Given problem:
Keep the pictures out of the copy and repeat the records exactly.
[Start of Exercise input]
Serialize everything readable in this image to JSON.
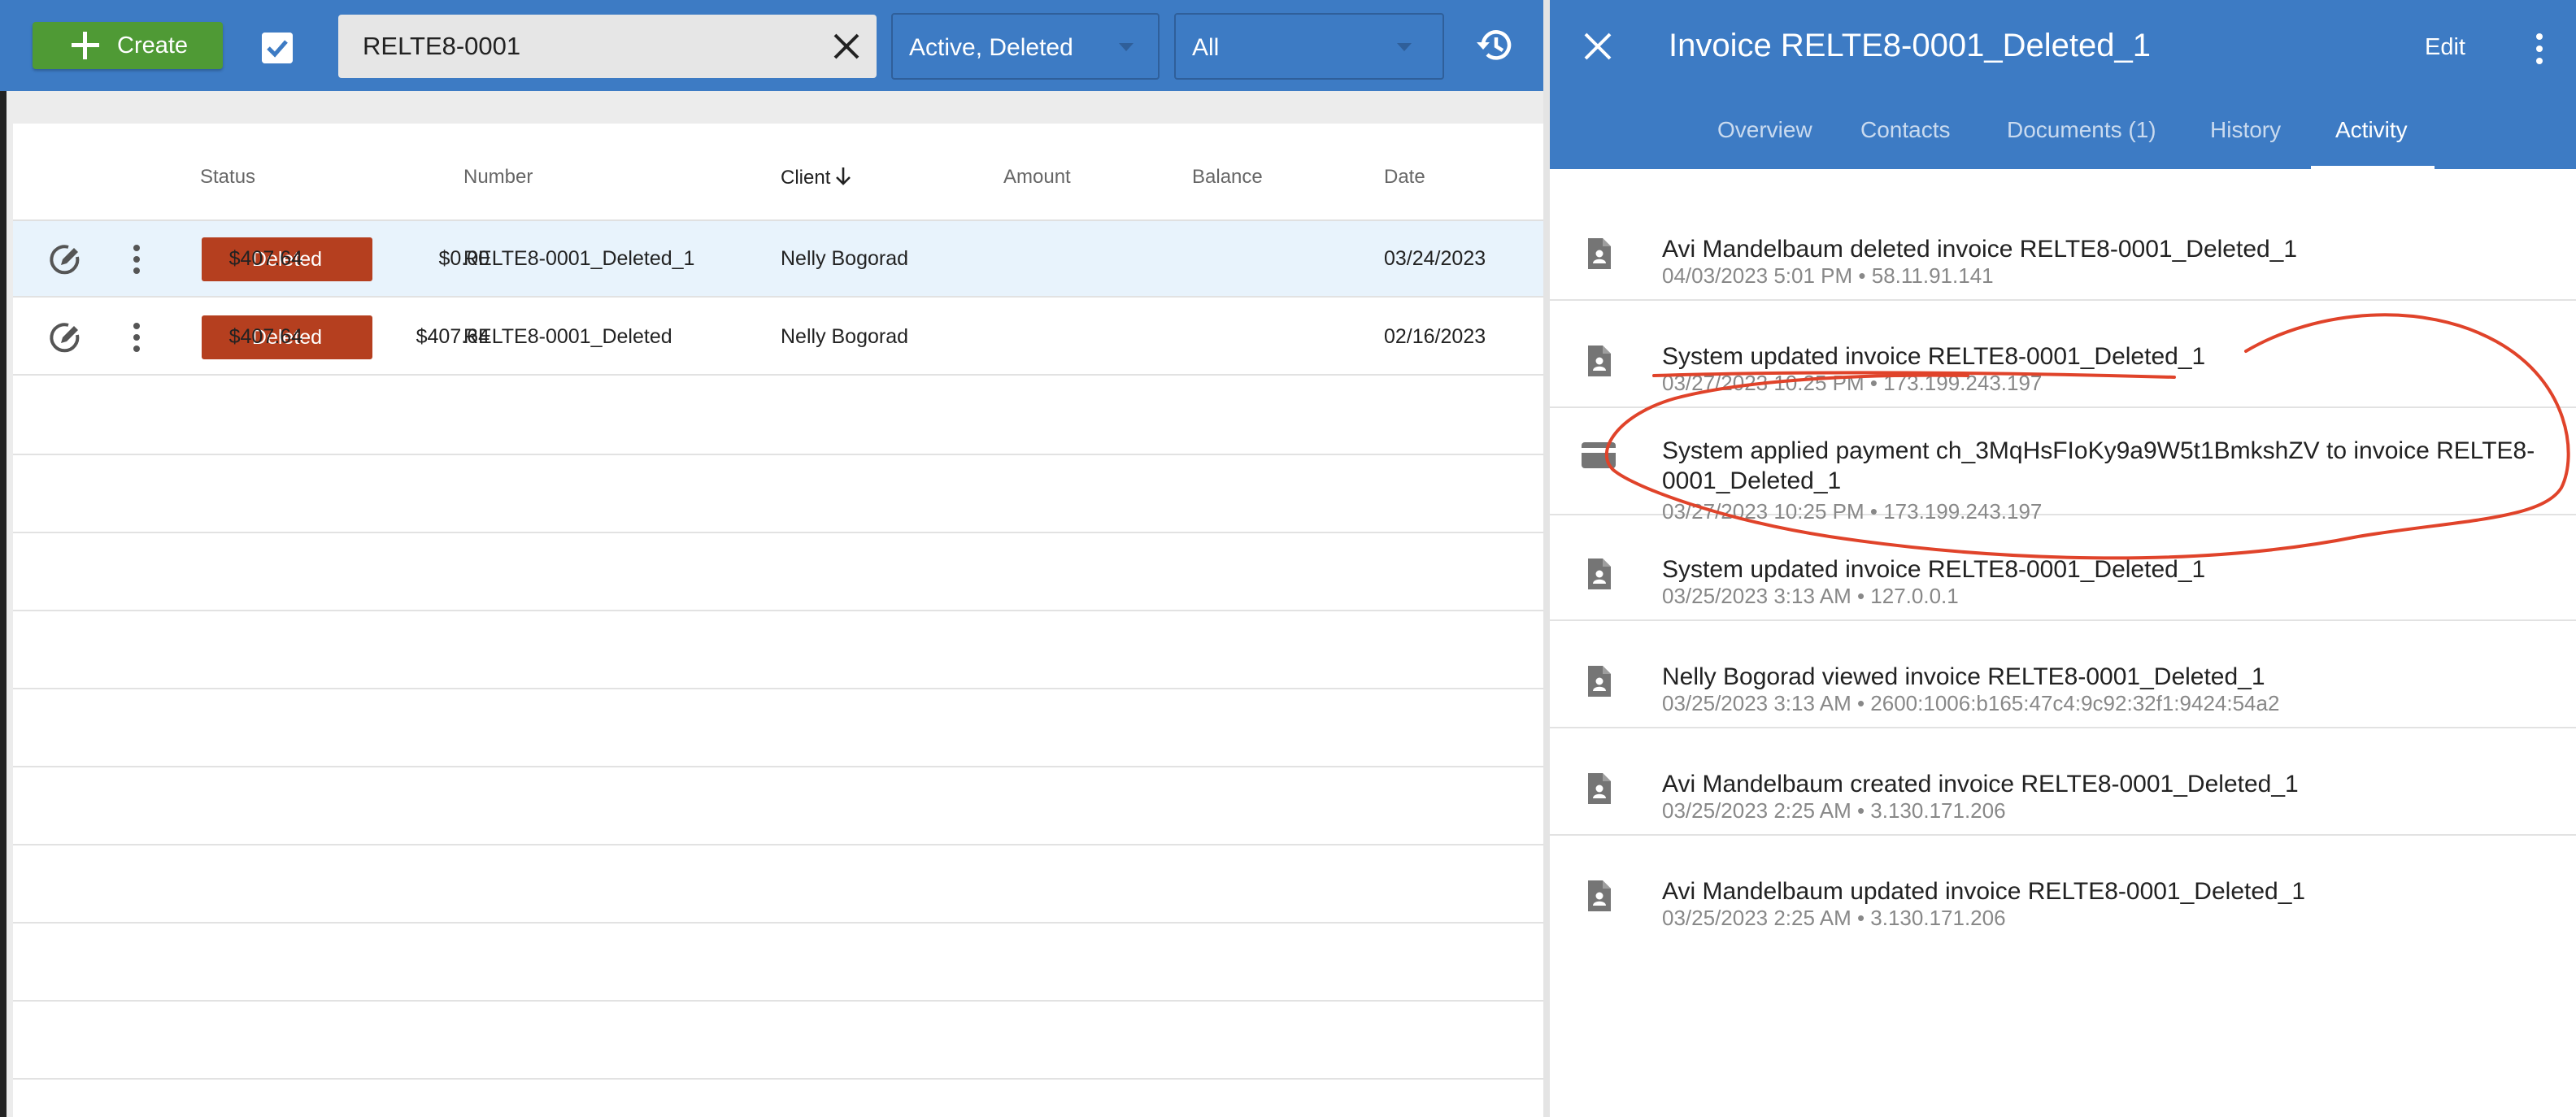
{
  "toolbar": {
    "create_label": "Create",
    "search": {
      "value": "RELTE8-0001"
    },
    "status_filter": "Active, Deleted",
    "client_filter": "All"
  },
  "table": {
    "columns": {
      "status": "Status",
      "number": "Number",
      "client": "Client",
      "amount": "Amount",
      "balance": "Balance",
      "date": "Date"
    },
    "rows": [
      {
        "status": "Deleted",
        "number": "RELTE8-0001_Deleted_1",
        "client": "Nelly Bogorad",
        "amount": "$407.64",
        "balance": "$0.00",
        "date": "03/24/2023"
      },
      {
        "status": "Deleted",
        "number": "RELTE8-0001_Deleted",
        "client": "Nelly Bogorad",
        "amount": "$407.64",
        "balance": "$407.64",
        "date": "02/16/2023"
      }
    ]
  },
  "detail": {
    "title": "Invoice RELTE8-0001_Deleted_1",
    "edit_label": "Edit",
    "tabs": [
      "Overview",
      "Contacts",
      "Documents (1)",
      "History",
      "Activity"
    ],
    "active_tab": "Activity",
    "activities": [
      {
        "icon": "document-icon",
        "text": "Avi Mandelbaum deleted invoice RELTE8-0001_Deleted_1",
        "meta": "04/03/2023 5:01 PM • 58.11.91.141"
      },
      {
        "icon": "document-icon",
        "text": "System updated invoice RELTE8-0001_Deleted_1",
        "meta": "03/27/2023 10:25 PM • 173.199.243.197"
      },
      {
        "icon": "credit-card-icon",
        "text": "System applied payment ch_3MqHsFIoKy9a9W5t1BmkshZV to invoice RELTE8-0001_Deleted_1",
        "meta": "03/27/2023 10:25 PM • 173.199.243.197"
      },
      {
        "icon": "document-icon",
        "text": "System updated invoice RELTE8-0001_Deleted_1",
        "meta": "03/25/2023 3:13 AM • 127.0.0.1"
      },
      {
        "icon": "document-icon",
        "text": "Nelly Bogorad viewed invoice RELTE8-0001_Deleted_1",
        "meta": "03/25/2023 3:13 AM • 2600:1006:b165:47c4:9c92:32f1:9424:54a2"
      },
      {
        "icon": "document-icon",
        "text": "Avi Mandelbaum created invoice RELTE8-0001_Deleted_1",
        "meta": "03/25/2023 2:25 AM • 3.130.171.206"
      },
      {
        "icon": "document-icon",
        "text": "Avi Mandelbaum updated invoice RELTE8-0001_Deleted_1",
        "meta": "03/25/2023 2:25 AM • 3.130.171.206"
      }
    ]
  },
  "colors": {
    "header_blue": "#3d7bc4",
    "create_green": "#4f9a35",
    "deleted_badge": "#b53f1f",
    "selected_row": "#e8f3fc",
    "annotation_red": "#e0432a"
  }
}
[End of Exercise input]
Exercise output:
Serialize everything readable in this image to JSON.
{
  "toolbar": {
    "create_label": "Create",
    "search": {
      "value": "RELTE8-0001"
    },
    "status_filter": "Active, Deleted",
    "client_filter": "All"
  },
  "table": {
    "columns": {
      "status": "Status",
      "number": "Number",
      "client": "Client",
      "amount": "Amount",
      "balance": "Balance",
      "date": "Date"
    },
    "rows": [
      {
        "status": "Deleted",
        "number": "RELTE8-0001_Deleted_1",
        "client": "Nelly Bogorad",
        "amount": "$407.64",
        "balance": "$0.00",
        "date": "03/24/2023"
      },
      {
        "status": "Deleted",
        "number": "RELTE8-0001_Deleted",
        "client": "Nelly Bogorad",
        "amount": "$407.64",
        "balance": "$407.64",
        "date": "02/16/2023"
      }
    ]
  },
  "detail": {
    "title": "Invoice RELTE8-0001_Deleted_1",
    "edit_label": "Edit",
    "tabs": [
      "Overview",
      "Contacts",
      "Documents (1)",
      "History",
      "Activity"
    ],
    "active_tab": "Activity",
    "activities": [
      {
        "icon": "document-icon",
        "text": "Avi Mandelbaum deleted invoice RELTE8-0001_Deleted_1",
        "meta": "04/03/2023 5:01 PM • 58.11.91.141"
      },
      {
        "icon": "document-icon",
        "text": "System updated invoice RELTE8-0001_Deleted_1",
        "meta": "03/27/2023 10:25 PM • 173.199.243.197"
      },
      {
        "icon": "credit-card-icon",
        "text": "System applied payment ch_3MqHsFIoKy9a9W5t1BmkshZV to invoice RELTE8-0001_Deleted_1",
        "meta": "03/27/2023 10:25 PM • 173.199.243.197"
      },
      {
        "icon": "document-icon",
        "text": "System updated invoice RELTE8-0001_Deleted_1",
        "meta": "03/25/2023 3:13 AM • 127.0.0.1"
      },
      {
        "icon": "document-icon",
        "text": "Nelly Bogorad viewed invoice RELTE8-0001_Deleted_1",
        "meta": "03/25/2023 3:13 AM • 2600:1006:b165:47c4:9c92:32f1:9424:54a2"
      },
      {
        "icon": "document-icon",
        "text": "Avi Mandelbaum created invoice RELTE8-0001_Deleted_1",
        "meta": "03/25/2023 2:25 AM • 3.130.171.206"
      },
      {
        "icon": "document-icon",
        "text": "Avi Mandelbaum updated invoice RELTE8-0001_Deleted_1",
        "meta": "03/25/2023 2:25 AM • 3.130.171.206"
      }
    ]
  },
  "colors": {
    "header_blue": "#3d7bc4",
    "create_green": "#4f9a35",
    "deleted_badge": "#b53f1f",
    "selected_row": "#e8f3fc",
    "annotation_red": "#e0432a"
  }
}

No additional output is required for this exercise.